● Written task: Search the material for "with" and show all lines that contain it.

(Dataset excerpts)
◇ ◇ ◇ ◇ ◇

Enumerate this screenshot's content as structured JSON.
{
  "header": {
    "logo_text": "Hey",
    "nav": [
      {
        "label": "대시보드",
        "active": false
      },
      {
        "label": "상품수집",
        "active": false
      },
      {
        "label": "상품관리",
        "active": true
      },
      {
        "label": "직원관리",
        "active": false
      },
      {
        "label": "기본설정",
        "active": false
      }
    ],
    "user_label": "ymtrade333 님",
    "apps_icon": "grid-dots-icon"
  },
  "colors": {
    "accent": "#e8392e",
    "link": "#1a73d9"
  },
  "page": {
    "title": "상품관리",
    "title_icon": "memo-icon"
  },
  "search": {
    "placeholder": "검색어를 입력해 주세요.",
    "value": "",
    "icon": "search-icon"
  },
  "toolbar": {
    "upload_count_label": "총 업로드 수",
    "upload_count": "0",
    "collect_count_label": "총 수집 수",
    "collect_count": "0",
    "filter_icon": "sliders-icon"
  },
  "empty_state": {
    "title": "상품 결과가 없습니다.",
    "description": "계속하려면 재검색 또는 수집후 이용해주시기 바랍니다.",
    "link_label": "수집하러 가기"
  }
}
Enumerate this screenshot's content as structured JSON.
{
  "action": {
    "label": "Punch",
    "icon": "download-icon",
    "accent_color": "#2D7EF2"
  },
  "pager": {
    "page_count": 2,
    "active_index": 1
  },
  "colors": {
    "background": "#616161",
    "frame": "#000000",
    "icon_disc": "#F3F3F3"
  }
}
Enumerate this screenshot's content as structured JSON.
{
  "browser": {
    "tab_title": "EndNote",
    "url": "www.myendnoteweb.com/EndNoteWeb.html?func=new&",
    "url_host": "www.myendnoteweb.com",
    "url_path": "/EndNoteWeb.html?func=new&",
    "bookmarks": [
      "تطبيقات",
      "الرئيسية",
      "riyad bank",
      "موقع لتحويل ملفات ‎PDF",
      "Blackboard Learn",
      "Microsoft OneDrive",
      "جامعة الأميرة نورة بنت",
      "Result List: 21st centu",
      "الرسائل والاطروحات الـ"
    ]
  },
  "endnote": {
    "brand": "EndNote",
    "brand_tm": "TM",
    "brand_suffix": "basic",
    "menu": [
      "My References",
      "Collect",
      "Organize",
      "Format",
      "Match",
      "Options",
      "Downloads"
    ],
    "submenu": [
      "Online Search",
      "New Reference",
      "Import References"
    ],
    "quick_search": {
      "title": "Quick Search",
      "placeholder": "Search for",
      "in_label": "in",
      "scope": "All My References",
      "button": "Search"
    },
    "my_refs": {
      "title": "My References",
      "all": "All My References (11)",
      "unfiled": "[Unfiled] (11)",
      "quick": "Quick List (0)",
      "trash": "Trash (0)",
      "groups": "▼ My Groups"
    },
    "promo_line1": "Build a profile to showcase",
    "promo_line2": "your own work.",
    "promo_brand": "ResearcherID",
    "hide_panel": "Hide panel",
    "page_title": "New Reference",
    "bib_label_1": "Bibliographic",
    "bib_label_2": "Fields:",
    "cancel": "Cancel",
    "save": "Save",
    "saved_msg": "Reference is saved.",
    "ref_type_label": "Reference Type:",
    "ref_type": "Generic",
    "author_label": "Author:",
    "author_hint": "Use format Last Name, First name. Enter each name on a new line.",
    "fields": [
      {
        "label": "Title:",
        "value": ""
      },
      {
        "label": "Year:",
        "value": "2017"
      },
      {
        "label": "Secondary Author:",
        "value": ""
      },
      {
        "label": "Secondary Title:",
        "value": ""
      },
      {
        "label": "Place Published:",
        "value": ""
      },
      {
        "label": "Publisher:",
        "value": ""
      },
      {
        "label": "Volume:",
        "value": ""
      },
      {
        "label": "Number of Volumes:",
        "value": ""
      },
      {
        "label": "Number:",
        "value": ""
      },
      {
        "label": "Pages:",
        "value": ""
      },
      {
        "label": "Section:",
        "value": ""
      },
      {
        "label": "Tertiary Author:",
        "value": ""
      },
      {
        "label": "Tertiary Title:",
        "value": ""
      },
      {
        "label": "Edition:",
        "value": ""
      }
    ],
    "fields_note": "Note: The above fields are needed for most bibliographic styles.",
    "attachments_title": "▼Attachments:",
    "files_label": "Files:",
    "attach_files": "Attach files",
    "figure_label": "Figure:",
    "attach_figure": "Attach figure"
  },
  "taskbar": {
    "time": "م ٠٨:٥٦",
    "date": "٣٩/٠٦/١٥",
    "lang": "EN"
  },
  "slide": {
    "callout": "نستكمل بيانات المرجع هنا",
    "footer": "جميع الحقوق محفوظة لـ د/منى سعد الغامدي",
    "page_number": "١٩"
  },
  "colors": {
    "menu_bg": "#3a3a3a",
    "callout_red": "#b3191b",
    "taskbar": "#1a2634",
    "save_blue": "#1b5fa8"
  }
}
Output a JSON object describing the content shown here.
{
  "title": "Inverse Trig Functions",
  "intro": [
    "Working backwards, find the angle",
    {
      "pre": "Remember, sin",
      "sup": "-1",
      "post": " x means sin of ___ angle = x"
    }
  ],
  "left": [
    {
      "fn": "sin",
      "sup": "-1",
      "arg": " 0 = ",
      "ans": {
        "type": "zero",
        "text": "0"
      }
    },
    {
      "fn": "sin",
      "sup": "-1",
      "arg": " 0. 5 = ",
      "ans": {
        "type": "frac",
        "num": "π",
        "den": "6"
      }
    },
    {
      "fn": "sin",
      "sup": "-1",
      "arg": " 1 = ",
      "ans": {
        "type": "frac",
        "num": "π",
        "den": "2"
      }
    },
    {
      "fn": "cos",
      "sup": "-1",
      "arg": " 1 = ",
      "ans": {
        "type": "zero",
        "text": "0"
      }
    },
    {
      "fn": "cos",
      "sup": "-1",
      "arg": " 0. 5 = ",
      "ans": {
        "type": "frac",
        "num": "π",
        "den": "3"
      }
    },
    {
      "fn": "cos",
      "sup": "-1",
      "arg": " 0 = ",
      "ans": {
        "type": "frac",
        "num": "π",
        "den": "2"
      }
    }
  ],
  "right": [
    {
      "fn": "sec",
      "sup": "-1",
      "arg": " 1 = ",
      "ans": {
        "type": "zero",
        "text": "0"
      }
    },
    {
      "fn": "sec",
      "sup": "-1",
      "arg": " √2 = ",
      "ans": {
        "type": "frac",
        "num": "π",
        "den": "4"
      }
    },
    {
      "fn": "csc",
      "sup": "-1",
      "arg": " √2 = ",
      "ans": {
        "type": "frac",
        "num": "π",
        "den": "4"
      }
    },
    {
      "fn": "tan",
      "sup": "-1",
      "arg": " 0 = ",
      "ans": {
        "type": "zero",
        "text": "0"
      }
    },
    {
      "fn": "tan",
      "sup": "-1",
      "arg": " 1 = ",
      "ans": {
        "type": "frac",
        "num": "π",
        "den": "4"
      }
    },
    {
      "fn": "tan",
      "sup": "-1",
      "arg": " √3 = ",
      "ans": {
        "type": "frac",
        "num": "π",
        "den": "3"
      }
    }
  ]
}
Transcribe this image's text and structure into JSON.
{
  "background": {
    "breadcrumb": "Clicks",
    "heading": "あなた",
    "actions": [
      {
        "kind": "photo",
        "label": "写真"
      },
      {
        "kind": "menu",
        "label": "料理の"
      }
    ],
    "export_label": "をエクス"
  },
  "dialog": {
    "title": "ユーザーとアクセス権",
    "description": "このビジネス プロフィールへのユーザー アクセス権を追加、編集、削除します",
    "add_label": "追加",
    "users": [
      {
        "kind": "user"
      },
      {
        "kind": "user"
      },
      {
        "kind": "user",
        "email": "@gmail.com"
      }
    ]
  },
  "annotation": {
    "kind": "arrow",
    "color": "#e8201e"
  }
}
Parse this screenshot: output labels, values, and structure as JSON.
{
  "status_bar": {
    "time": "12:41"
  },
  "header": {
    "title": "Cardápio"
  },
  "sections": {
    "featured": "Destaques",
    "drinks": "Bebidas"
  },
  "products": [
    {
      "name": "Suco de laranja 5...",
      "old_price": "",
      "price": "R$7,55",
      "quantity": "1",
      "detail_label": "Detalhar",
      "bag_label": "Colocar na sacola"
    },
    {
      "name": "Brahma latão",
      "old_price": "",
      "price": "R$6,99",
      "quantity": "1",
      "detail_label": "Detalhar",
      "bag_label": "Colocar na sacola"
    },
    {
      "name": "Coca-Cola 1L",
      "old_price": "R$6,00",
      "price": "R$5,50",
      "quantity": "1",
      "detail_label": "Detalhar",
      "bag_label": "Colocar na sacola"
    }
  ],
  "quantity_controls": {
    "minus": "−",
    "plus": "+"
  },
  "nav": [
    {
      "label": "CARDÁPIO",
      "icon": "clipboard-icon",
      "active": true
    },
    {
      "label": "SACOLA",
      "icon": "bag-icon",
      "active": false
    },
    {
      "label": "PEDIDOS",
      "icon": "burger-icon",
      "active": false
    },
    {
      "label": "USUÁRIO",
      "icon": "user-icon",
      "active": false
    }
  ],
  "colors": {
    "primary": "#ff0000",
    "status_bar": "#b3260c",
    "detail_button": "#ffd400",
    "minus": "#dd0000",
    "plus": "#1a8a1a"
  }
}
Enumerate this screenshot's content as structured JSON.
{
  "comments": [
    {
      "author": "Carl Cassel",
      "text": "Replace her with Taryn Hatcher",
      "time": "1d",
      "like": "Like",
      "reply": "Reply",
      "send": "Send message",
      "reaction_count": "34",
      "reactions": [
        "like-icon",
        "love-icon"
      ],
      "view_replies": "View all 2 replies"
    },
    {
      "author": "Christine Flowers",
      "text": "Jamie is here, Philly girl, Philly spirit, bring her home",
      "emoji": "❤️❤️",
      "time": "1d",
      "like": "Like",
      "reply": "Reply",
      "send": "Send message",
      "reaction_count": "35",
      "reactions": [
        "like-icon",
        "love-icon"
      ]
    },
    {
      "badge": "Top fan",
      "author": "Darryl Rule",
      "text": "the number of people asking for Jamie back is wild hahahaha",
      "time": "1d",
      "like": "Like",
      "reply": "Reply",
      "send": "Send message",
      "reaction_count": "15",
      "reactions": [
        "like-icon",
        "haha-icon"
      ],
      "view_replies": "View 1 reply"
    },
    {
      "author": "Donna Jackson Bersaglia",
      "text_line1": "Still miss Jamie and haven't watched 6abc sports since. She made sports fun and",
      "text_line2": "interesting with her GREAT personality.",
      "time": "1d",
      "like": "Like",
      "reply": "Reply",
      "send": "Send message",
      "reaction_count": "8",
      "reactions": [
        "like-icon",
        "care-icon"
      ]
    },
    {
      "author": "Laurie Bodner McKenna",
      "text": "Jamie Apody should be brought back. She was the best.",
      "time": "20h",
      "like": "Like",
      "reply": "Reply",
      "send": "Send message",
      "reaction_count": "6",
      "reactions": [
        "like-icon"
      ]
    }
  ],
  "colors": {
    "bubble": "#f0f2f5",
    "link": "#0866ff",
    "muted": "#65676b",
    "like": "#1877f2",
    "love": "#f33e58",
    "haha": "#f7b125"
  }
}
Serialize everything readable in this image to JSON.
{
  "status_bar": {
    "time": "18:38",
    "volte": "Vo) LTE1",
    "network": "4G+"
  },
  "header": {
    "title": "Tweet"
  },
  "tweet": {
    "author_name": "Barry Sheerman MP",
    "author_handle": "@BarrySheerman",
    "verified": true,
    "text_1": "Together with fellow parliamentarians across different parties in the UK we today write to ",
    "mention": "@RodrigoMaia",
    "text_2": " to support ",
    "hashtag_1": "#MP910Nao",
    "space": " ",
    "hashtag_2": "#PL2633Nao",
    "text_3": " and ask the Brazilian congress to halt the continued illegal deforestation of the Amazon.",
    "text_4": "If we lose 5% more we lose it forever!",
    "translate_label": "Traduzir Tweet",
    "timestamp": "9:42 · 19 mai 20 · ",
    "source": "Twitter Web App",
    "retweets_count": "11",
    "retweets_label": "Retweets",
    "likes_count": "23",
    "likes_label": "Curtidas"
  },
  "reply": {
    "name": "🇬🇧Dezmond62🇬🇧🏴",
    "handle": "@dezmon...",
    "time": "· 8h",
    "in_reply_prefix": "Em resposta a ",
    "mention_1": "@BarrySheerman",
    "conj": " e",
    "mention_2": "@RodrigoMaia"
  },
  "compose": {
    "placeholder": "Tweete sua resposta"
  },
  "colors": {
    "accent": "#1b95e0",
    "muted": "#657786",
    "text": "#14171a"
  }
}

◇ ◇ ◇ ◇ ◇

● The completed task:
      "text": "Replace her with Taryn Hatcher",
      "text_line2": "interesting with her GREAT personality.",
    "text_1": "Together with fellow parliamentarians across different parties in the UK we today write to ",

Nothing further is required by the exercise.